# [Records supplied]
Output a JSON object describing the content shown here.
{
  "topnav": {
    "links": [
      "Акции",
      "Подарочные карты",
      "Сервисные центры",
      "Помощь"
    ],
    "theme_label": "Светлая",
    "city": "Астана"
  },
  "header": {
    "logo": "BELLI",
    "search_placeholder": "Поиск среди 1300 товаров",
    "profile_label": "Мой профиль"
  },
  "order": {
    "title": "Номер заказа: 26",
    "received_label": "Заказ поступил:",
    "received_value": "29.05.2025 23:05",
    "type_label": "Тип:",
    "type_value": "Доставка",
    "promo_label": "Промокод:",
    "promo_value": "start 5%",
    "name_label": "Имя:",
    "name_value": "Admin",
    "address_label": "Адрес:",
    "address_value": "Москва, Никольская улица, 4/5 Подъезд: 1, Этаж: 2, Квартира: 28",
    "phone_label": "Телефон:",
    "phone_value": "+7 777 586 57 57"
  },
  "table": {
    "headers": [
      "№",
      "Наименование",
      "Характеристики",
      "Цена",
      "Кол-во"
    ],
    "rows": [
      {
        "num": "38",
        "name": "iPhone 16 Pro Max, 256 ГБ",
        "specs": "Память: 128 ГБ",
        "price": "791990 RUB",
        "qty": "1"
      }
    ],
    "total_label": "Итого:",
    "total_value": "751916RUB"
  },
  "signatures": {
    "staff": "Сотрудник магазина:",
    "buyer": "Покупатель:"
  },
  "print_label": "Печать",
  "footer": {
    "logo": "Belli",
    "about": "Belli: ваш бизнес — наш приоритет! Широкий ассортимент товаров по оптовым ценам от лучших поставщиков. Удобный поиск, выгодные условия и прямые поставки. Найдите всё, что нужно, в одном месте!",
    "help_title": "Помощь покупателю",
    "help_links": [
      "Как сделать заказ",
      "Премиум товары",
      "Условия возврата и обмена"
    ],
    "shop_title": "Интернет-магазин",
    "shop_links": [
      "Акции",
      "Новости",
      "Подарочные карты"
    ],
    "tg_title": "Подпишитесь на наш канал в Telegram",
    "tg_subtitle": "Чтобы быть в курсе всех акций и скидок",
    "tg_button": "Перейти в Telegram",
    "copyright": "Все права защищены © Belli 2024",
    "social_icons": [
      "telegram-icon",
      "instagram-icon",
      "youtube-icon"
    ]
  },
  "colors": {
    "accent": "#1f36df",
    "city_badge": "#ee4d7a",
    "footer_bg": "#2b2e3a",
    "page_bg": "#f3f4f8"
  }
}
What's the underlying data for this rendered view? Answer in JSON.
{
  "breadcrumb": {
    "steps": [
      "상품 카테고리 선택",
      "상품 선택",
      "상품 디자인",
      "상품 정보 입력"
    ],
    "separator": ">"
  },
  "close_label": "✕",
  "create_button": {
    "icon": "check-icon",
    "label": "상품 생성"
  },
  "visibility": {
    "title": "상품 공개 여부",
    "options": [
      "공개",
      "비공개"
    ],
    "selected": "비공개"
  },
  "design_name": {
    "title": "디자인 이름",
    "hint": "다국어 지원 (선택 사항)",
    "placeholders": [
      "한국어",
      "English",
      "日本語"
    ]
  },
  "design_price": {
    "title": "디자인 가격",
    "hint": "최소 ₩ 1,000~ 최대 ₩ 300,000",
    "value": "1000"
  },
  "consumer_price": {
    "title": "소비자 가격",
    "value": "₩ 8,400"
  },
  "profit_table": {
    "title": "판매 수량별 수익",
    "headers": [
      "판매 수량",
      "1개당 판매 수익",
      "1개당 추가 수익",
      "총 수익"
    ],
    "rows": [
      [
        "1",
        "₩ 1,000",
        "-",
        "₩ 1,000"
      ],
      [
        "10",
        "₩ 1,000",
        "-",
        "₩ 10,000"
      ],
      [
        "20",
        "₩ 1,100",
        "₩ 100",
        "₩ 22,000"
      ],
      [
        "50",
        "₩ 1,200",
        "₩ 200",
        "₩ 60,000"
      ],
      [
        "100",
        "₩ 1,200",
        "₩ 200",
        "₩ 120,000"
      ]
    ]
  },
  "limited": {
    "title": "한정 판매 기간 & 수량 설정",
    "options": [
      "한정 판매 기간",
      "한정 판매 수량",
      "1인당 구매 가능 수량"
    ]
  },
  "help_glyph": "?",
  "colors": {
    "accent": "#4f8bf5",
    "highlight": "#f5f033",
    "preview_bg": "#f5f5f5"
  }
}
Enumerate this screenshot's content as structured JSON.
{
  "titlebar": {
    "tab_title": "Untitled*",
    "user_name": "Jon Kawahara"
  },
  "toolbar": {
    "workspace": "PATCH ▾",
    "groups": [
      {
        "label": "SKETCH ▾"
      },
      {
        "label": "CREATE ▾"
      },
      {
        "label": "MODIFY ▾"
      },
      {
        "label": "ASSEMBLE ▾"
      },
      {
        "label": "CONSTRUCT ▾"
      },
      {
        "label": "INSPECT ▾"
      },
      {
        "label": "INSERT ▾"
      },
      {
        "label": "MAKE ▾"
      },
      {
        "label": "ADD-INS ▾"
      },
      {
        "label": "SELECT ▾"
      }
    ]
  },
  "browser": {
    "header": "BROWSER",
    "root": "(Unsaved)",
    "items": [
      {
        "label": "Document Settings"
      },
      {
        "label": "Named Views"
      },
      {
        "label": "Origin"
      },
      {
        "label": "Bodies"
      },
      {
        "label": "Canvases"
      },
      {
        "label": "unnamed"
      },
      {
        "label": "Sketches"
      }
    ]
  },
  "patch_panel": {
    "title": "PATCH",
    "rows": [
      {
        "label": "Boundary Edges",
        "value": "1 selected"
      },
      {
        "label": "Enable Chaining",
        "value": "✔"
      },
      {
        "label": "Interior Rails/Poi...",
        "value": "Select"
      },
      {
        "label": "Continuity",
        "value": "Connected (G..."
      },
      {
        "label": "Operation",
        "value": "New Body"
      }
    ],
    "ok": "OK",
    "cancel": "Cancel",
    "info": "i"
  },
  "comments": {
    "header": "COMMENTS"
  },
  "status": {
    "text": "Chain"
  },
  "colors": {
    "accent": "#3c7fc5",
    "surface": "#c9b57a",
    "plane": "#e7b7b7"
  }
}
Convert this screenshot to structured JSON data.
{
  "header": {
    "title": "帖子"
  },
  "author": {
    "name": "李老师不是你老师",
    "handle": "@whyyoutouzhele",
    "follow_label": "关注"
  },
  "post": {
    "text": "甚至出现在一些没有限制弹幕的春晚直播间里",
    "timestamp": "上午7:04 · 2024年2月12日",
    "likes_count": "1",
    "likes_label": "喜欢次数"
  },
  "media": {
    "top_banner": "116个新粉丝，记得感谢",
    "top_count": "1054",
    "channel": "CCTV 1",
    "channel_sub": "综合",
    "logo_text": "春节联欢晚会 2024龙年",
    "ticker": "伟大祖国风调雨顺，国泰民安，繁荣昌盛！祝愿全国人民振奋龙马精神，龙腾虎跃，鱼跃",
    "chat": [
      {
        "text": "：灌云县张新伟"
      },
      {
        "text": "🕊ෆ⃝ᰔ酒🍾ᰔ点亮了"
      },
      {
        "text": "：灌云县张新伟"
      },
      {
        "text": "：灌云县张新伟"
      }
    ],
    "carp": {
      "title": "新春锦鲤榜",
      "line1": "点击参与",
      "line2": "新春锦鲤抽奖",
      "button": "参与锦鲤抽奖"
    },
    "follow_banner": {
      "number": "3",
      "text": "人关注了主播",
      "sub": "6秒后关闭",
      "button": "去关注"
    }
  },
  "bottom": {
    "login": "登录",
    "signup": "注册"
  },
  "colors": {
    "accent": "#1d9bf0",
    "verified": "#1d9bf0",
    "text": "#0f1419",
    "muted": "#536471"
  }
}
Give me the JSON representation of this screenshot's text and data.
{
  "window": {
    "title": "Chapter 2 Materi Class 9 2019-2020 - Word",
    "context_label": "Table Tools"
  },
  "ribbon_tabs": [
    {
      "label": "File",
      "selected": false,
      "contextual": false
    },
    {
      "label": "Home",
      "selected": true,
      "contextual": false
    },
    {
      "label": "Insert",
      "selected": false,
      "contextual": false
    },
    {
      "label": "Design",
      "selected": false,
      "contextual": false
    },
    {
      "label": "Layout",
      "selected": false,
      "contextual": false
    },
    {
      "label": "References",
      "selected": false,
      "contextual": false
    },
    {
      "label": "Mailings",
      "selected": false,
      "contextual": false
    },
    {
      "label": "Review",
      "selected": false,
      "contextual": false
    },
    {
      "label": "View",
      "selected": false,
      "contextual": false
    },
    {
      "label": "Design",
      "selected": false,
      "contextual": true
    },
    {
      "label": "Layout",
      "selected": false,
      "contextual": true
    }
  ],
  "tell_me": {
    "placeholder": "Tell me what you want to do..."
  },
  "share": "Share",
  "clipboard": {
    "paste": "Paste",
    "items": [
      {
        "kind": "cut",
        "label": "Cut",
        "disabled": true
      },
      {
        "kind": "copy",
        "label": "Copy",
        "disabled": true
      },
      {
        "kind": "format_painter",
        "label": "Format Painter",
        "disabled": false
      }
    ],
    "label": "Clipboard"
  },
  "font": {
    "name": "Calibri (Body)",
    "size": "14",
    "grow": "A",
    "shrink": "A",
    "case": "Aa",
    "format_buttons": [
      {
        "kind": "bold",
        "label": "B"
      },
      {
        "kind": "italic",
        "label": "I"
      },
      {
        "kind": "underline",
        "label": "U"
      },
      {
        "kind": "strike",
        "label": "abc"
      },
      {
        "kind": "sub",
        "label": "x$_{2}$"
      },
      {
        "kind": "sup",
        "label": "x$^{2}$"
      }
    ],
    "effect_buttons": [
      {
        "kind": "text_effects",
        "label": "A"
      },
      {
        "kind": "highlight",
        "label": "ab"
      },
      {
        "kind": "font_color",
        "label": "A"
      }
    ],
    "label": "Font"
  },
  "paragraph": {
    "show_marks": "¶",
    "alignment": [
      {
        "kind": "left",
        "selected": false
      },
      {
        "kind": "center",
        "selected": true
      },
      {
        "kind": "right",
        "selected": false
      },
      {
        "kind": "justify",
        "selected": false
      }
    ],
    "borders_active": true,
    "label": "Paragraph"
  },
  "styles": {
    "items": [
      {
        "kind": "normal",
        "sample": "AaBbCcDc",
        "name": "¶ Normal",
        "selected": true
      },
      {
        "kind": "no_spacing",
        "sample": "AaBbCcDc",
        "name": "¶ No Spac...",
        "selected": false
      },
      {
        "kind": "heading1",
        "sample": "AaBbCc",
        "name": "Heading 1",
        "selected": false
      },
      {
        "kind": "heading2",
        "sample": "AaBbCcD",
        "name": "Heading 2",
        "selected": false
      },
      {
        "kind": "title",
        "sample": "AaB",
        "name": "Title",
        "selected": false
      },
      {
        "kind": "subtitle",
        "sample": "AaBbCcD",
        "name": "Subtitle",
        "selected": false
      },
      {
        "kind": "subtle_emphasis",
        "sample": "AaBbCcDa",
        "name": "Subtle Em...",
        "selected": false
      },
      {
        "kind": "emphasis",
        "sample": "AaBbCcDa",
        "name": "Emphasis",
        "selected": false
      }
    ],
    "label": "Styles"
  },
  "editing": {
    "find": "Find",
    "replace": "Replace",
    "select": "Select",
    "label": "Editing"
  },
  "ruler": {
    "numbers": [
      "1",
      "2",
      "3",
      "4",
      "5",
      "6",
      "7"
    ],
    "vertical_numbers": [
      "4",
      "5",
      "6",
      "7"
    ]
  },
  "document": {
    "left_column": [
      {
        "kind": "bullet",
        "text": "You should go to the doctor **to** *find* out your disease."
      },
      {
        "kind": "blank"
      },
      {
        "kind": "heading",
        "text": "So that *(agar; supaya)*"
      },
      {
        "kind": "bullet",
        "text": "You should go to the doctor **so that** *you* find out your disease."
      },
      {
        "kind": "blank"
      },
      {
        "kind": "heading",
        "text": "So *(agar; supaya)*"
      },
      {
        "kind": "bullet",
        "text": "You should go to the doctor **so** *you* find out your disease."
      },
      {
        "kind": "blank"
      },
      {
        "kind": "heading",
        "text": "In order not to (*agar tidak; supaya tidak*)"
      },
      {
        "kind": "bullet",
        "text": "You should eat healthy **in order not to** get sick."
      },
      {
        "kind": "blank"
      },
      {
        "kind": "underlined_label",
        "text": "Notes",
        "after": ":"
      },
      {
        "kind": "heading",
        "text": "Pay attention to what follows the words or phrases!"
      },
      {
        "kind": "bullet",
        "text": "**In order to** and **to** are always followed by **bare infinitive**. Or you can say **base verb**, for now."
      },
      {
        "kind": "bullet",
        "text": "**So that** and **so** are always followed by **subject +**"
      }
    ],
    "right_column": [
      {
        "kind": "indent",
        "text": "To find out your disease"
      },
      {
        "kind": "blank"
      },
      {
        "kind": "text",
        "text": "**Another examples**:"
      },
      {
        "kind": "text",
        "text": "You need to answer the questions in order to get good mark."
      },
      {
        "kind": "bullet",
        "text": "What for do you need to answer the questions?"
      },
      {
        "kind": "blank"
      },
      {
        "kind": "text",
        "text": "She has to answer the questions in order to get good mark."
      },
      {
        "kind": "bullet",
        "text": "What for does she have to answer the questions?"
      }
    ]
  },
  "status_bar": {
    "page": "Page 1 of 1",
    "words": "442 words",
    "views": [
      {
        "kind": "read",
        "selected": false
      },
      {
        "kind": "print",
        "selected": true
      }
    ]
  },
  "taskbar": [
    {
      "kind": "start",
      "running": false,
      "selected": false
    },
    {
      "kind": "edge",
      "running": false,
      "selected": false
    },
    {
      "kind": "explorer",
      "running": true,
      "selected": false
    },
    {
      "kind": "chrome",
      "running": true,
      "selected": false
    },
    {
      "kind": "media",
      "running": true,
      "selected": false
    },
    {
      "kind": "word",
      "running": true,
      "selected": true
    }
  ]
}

# [Exercise description]
Copy every line of the material in which the word "that" occurs.

# [Result of this task]
        "text": "So that *(agar; supaya)*"
        "text": "You should go to the doctor **so that** *you* find out your disease."
        "text": "**So that** and **so** are always followed by **subject +**"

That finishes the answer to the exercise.